RECORDS TO PROCESS start

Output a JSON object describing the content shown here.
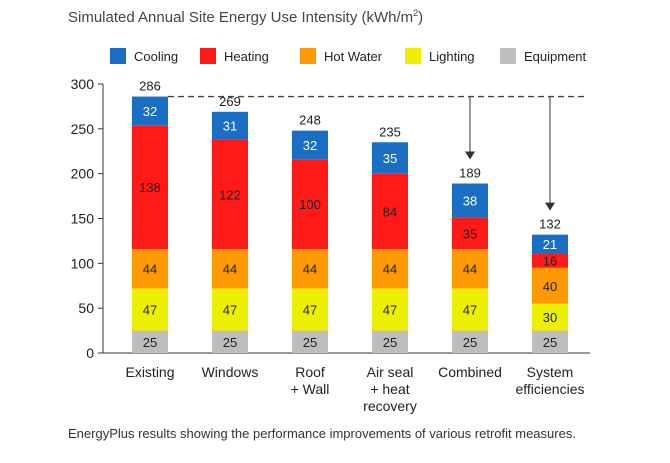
{
  "title": {
    "main": "Simulated Annual Site Energy Use Intensity (kWh/m",
    "superscript": "2",
    "close": ")"
  },
  "caption": "EnergyPlus results showing the performance improvements of various retrofit measures.",
  "chart_data": {
    "type": "bar",
    "stacked": true,
    "title": "Simulated Annual Site Energy Use Intensity (kWh/m²)",
    "xlabel": "",
    "ylabel": "",
    "ylim": [
      0,
      300
    ],
    "yticks": [
      0,
      50,
      100,
      150,
      200,
      250,
      300
    ],
    "grid": false,
    "legend_position": "top",
    "categories": [
      [
        "Existing"
      ],
      [
        "Windows"
      ],
      [
        "Roof",
        "+ Wall"
      ],
      [
        "Air seal",
        "+ heat",
        "recovery"
      ],
      [
        "Combined"
      ],
      [
        "System",
        "efficiencies"
      ]
    ],
    "series": [
      {
        "name": "Equipment",
        "color": "#bdbdbd",
        "label_color": "#222222",
        "values": [
          25,
          25,
          25,
          25,
          25,
          25
        ]
      },
      {
        "name": "Lighting",
        "color": "#ecf000",
        "label_color": "#222222",
        "values": [
          47,
          47,
          47,
          47,
          47,
          30
        ]
      },
      {
        "name": "Hot Water",
        "color": "#ff9900",
        "label_color": "#222222",
        "values": [
          44,
          44,
          44,
          44,
          44,
          40
        ]
      },
      {
        "name": "Heating",
        "color": "#ff1a1a",
        "label_color": "#222222",
        "values": [
          138,
          122,
          100,
          84,
          35,
          16
        ]
      },
      {
        "name": "Cooling",
        "color": "#1a6fc4",
        "label_color": "#ffffff",
        "values": [
          32,
          31,
          32,
          35,
          38,
          21
        ]
      }
    ],
    "legend_order": [
      "Cooling",
      "Heating",
      "Hot Water",
      "Lighting",
      "Equipment"
    ],
    "totals": [
      286,
      269,
      248,
      235,
      189,
      132
    ],
    "annotations": [
      {
        "type": "dashed-reference-line",
        "value": 286,
        "description": "baseline level of Existing"
      },
      {
        "type": "arrow",
        "from_value": 286,
        "to_category_index": 4,
        "to_value": 189
      },
      {
        "type": "arrow",
        "from_value": 286,
        "to_category_index": 5,
        "to_value": 132
      }
    ]
  }
}
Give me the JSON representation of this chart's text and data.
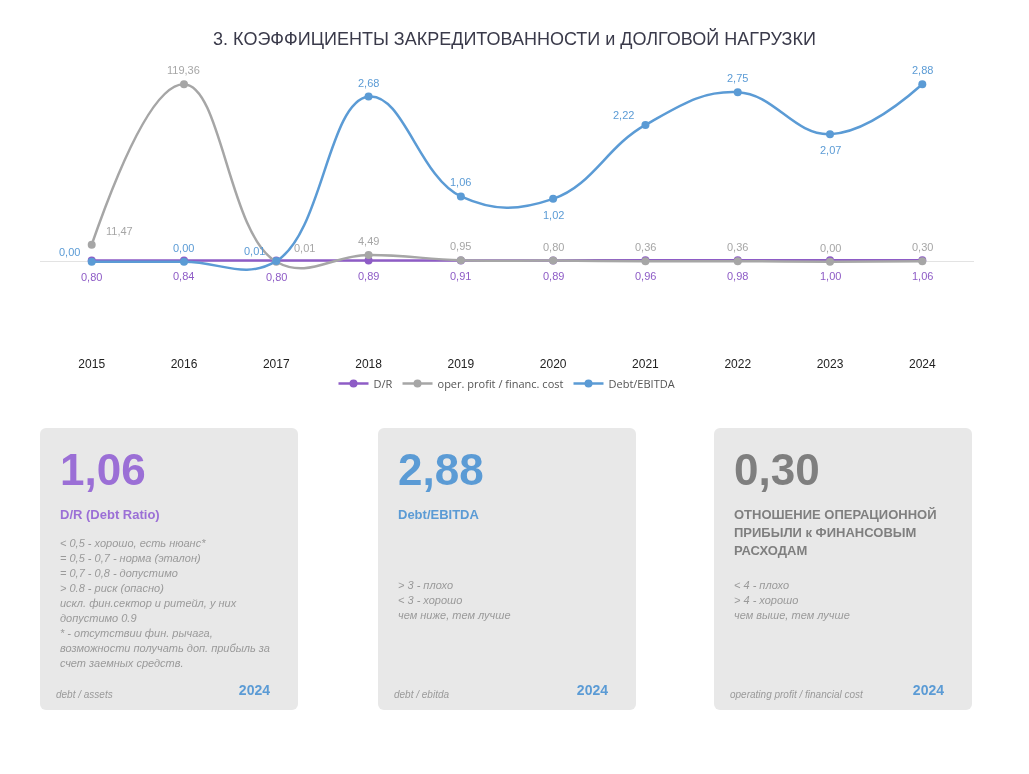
{
  "chart_data": [
    {
      "type": "line",
      "title": "3. КОЭФФИЦИЕНТЫ ЗАКРЕДИТОВАННОСТИ и ДОЛГОВОЙ НАГРУЗКИ",
      "categories": [
        "2015",
        "2016",
        "2017",
        "2018",
        "2019",
        "2020",
        "2021",
        "2022",
        "2023",
        "2024"
      ],
      "series": [
        {
          "name": "D/R",
          "color": "#8e5cc6",
          "values": [
            0.8,
            0.84,
            0.8,
            0.89,
            0.91,
            0.89,
            0.96,
            0.98,
            1.0,
            1.06
          ],
          "value_labels": [
            "0,80",
            "0,84",
            "0,80",
            "0,89",
            "0,91",
            "0,89",
            "0,96",
            "0,98",
            "1,00",
            "1,06"
          ]
        },
        {
          "name": "oper. profit / financ. cost",
          "color": "#a6a6a6",
          "values": [
            11.47,
            119.36,
            0.01,
            4.49,
            0.95,
            0.8,
            0.36,
            0.36,
            0.0,
            0.3
          ],
          "value_labels": [
            "11,47",
            "119,36",
            "0,01",
            "4,49",
            "0,95",
            "0,80",
            "0,36",
            "0,36",
            "0,00",
            "0,30"
          ]
        },
        {
          "name": "Debt/EBITDA",
          "color": "#5b9bd5",
          "axis": "y2",
          "values": [
            0.0,
            0.0,
            0.01,
            2.68,
            1.06,
            1.02,
            2.22,
            2.75,
            2.07,
            2.88
          ],
          "value_labels": [
            "0,00",
            "0,00",
            "0,01",
            "2,68",
            "1,06",
            "1,02",
            "2,22",
            "2,75",
            "2,07",
            "2,88"
          ]
        }
      ],
      "tick_labels": "x",
      "legend": "bottom",
      "marker": "circle",
      "grid": false
    },
    {
      "type": "other",
      "title": "1,06",
      "color": "#9b6fd6",
      "subtitle": "D/R (Debt Ratio)",
      "xlabel": "debt / assets",
      "annotations": [
        "< 0,5 - хорошо, есть нюанс*",
        "= 0,5 - 0,7 - норма (эталон)",
        "= 0,7 - 0,8 - допустимо",
        "> 0.8 - риск (опасно)",
        "искл. фин.сектор и ритейл, у них допустимо 0.9",
        "* - отсутствии фин. рычага, возможности получать доп. прибыль за счет заемных средств.",
        "2024"
      ]
    },
    {
      "type": "other",
      "title": "2,88",
      "color": "#5b9bd5",
      "subtitle": "Debt/EBITDA",
      "xlabel": "debt / ebitda",
      "annotations": [
        "> 3 - плохо",
        "< 3 - хорошо",
        "чем ниже, тем лучше",
        "2024"
      ]
    },
    {
      "type": "other",
      "title": "0,30",
      "color": "#7f7f7f",
      "subtitle": "ОТНОШЕНИЕ ОПЕРАЦИОННОЙ ПРИБЫЛИ к ФИНАНСОВЫМ РАСХОДАМ",
      "xlabel": "operating profit / financial cost",
      "annotations": [
        "< 4 - плохо",
        "> 4 - хорошо",
        "чем выше, тем лучше",
        "2024"
      ]
    }
  ]
}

RECORDS TO PROCESS end

▶ _PROBLEM_
Identify how many lines in the entries above include the string "cost", then state that number alone.

▶ _TASK ANSWER_
2